» Required work: Write out, precisely and in full, each line of the material.

Source data:
--- Start ---

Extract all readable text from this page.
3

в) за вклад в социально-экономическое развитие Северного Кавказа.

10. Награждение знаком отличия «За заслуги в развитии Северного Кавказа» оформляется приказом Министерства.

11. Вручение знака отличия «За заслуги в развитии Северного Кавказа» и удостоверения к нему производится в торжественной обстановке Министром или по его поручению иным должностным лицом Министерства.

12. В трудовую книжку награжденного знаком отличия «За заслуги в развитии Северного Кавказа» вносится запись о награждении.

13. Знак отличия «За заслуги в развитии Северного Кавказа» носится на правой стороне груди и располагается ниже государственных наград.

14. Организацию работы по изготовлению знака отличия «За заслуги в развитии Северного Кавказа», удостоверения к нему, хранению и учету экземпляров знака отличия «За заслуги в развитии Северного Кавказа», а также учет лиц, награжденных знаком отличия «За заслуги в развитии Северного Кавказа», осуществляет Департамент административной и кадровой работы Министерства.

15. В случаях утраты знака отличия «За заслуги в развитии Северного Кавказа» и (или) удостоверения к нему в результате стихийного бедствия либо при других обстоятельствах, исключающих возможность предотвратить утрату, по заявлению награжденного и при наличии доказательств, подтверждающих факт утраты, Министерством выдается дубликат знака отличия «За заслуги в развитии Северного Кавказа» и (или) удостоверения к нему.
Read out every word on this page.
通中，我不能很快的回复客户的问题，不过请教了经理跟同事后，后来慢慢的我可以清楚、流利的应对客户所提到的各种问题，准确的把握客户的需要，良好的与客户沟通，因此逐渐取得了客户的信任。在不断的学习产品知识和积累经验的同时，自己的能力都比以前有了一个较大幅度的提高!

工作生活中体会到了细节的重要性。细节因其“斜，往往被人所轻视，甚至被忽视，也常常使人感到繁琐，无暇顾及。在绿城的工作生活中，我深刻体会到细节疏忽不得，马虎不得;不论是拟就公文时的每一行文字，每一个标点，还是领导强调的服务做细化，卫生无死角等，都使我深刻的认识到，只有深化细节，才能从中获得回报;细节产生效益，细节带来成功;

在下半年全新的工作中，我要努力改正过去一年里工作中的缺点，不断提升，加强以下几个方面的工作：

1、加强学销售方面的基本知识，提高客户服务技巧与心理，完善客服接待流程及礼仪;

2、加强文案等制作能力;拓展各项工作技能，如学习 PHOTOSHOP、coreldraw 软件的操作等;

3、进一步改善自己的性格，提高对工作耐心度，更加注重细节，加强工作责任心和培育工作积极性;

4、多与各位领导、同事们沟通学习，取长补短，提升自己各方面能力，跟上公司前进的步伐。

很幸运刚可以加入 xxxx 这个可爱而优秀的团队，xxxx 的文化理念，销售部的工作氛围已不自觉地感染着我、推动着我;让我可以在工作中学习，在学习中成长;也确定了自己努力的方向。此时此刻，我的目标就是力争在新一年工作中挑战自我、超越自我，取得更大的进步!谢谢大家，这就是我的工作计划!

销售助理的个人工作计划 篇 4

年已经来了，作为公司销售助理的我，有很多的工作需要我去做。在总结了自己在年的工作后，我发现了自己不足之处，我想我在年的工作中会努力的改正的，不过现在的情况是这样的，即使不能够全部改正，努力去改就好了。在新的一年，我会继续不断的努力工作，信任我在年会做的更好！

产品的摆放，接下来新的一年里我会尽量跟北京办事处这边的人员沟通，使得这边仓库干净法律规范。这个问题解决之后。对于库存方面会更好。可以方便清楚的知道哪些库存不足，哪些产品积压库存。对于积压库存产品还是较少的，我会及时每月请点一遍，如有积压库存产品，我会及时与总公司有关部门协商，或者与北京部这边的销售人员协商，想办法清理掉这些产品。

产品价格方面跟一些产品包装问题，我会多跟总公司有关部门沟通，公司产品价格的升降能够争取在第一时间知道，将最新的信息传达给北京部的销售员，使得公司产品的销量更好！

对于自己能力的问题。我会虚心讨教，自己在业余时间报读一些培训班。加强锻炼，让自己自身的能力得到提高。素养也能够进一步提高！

--- End ---

» Solution to this exercise:
Extract all readable text from this page.
3

в) за вклад в социально-экономическое развитие Северного Кавказа.

10. Награждение знаком отличия «За заслуги в развитии Северного Кавказа» оформляется приказом Министерства.

11. Вручение знака отличия «За заслуги в развитии Северного Кавказа» и удостоверения к нему производится в торжественной обстановке Министром или по его поручению иным должностным лицом Министерства.

12. В трудовую книжку награжденного знаком отличия «За заслуги в развитии Северного Кавказа» вносится запись о награждении.

13. Знак отличия «За заслуги в развитии Северного Кавказа» носится на правой стороне груди и располагается ниже государственных наград.

14. Организацию работы по изготовлению знака отличия «За заслуги в развитии Северного Кавказа», удостоверения к нему, хранению и учету экземпляров знака отличия «За заслуги в развитии Северного Кавказа», а также учет лиц, награжденных знаком отличия «За заслуги в развитии Северного Кавказа», осуществляет Департамент административной и кадровой работы Министерства.

15. В случаях утраты знака отличия «За заслуги в развитии Северного Кавказа» и (или) удостоверения к нему в результате стихийного бедствия либо при других обстоятельствах, исключающих возможность предотвратить утрату, по заявлению награжденного и при наличии доказательств, подтверждающих факт утраты, Министерством выдается дубликат знака отличия «За заслуги в развитии Северного Кавказа» и (или) удостоверения к нему.
Read out every word on this page.
通中，我不能很快的回复客户的问题，不过请教了经理跟同事后，后来慢慢的我可以清楚、流利的应对客户所提到的各种问题，准确的把握客户的需要，良好的与客户沟通，因此逐渐取得了客户的信任。在不断的学习产品知识和积累经验的同时，自己的能力都比以前有了一个较大幅度的提高!

工作生活中体会到了细节的重要性。细节因其“斜，往往被人所轻视，甚至被忽视，也常常使人感到繁琐，无暇顾及。在绿城的工作生活中，我深刻体会到细节疏忽不得，马虎不得;不论是拟就公文时的每一行文字，每一个标点，还是领导强调的服务做细化，卫生无死角等，都使我深刻的认识到，只有深化细节，才能从中获得回报;细节产生效益，细节带来成功;

在下半年全新的工作中，我要努力改正过去一年里工作中的缺点，不断提升，加强以下几个方面的工作：

1、加强学销售方面的基本知识，提高客户服务技巧与心理，完善客服接待流程及礼仪;

2、加强文案等制作能力;拓展各项工作技能，如学习 PHOTOSHOP、coreldraw 软件的操作等;

3、进一步改善自己的性格，提高对工作耐心度，更加注重细节，加强工作责任心和培育工作积极性;

4、多与各位领导、同事们沟通学习，取长补短，提升自己各方面能力，跟上公司前进的步伐。

很幸运刚可以加入 xxxx 这个可爱而优秀的团队，xxxx 的文化理念，销售部的工作氛围已不自觉地感染着我、推动着我;让我可以在工作中学习，在学习中成长;也确定了自己努力的方向。此时此刻，我的目标就是力争在新一年工作中挑战自我、超越自我，取得更大的进步!谢谢大家，这就是我的工作计划!

销售助理的个人工作计划 篇 4

年已经来了，作为公司销售助理的我，有很多的工作需要我去做。在总结了自己在年的工作后，我发现了自己不足之处，我想我在年的工作中会努力的改正的，不过现在的情况是这样的，即使不能够全部改正，努力去改就好了。在新的一年，我会继续不断的努力工作，信任我在年会做的更好！

产品的摆放，接下来新的一年里我会尽量跟北京办事处这边的人员沟通，使得这边仓库干净法律规范。这个问题解决之后。对于库存方面会更好。可以方便清楚的知道哪些库存不足，哪些产品积压库存。对于积压库存产品还是较少的，我会及时每月请点一遍，如有积压库存产品，我会及时与总公司有关部门协商，或者与北京部这边的销售人员协商，想办法清理掉这些产品。

产品价格方面跟一些产品包装问题，我会多跟总公司有关部门沟通，公司产品价格的升降能够争取在第一时间知道，将最新的信息传达给北京部的销售员，使得公司产品的销量更好！

对于自己能力的问题。我会虚心讨教，自己在业余时间报读一些培训班。加强锻炼，让自己自身的能力得到提高。素养也能够进一步提高！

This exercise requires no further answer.